● **STATED TASK**
Restate the records that follow word for word; no pictures should appear.

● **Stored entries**
┌──
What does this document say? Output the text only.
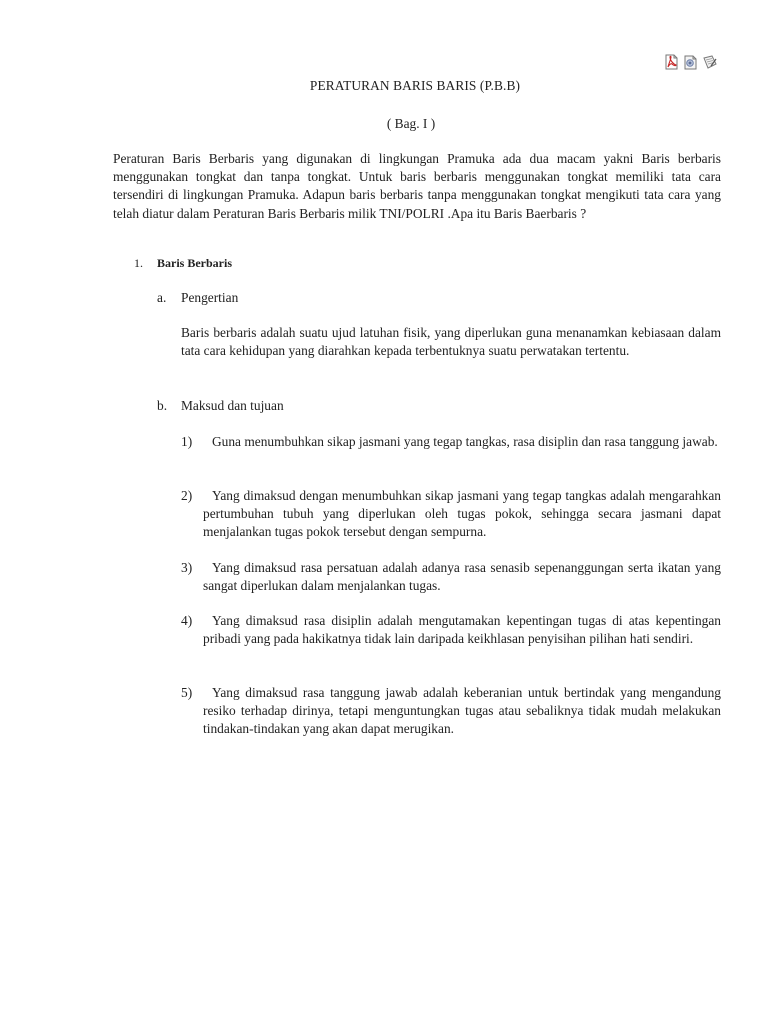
PERATURAN BARIS BARIS (P.B.B)
( Bag. I )

Peraturan Baris Berbaris yang digunakan di lingkungan Pramuka ada dua macam yakni Baris berbaris menggunakan tongkat dan tanpa tongkat. Untuk baris berbaris menggunakan tongkat memiliki tata cara tersendiri di lingkungan Pramuka. Adapun baris berbaris tanpa menggunakan tongkat mengikuti tata cara yang telah diatur dalam Peraturan Baris Berbaris milik TNI/POLRI .Apa itu Baris Baerbaris ?

1. Baris Berbaris
a. Pengertian

Baris berbaris adalah suatu ujud latuhan fisik, yang diperlukan guna menanamkan kebiasaan dalam tata cara kehidupan yang diarahkan kepada terbentuknya suatu perwatakan tertentu.

b. Maksud dan tujuan
1)	Guna menumbuhkan sikap jasmani yang tegap tangkas, rasa disiplin dan rasa tanggung jawab.

2)	Yang dimaksud dengan menumbuhkan sikap jasmani yang tegap tangkas adalah mengarahkan pertumbuhan tubuh yang diperlukan oleh tugas pokok, sehingga secara jasmani dapat menjalankan tugas pokok tersebut dengan sempurna.

3)	Yang dimaksud rasa persatuan adalah adanya rasa senasib sepenanggungan serta ikatan yang sangat diperlukan dalam menjalankan tugas.

4)	Yang dimaksud rasa disiplin adalah mengutamakan kepentingan tugas di atas kepentingan pribadi yang pada hakikatnya tidak lain daripada keikhlasan penyisihan pilihan hati sendiri.

5)	Yang dimaksud rasa tanggung jawab adalah keberanian untuk bertindak yang mengandung resiko terhadap dirinya, tetapi menguntungkan tugas atau sebaliknya tidak mudah melakukan tindakan-tindakan yang akan dapat merugikan.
└──
● **EXERCISE ANSWER**
What does this document say? Output the text only.
PERATURAN BARIS BARIS (P.B.B)
( Bag. I )

Peraturan Baris Berbaris yang digunakan di lingkungan Pramuka ada dua macam yakni Baris berbaris menggunakan tongkat dan tanpa tongkat. Untuk baris berbaris menggunakan tongkat memiliki tata cara tersendiri di lingkungan Pramuka. Adapun baris berbaris tanpa menggunakan tongkat mengikuti tata cara yang telah diatur dalam Peraturan Baris Berbaris milik TNI/POLRI .Apa itu Baris Baerbaris ?

1. Baris Berbaris
a. Pengertian

Baris berbaris adalah suatu ujud latuhan fisik, yang diperlukan guna menanamkan kebiasaan dalam tata cara kehidupan yang diarahkan kepada terbentuknya suatu perwatakan tertentu.

b. Maksud dan tujuan
1)	Guna menumbuhkan sikap jasmani yang tegap tangkas, rasa disiplin dan rasa tanggung jawab.

2)	Yang dimaksud dengan menumbuhkan sikap jasmani yang tegap tangkas adalah mengarahkan pertumbuhan tubuh yang diperlukan oleh tugas pokok, sehingga secara jasmani dapat menjalankan tugas pokok tersebut dengan sempurna.

3)	Yang dimaksud rasa persatuan adalah adanya rasa senasib sepenanggungan serta ikatan yang sangat diperlukan dalam menjalankan tugas.

4)	Yang dimaksud rasa disiplin adalah mengutamakan kepentingan tugas di atas kepentingan pribadi yang pada hakikatnya tidak lain daripada keikhlasan penyisihan pilihan hati sendiri.

5)	Yang dimaksud rasa tanggung jawab adalah keberanian untuk bertindak yang mengandung resiko terhadap dirinya, tetapi menguntungkan tugas atau sebaliknya tidak mudah melakukan tindakan-tindakan yang akan dapat merugikan.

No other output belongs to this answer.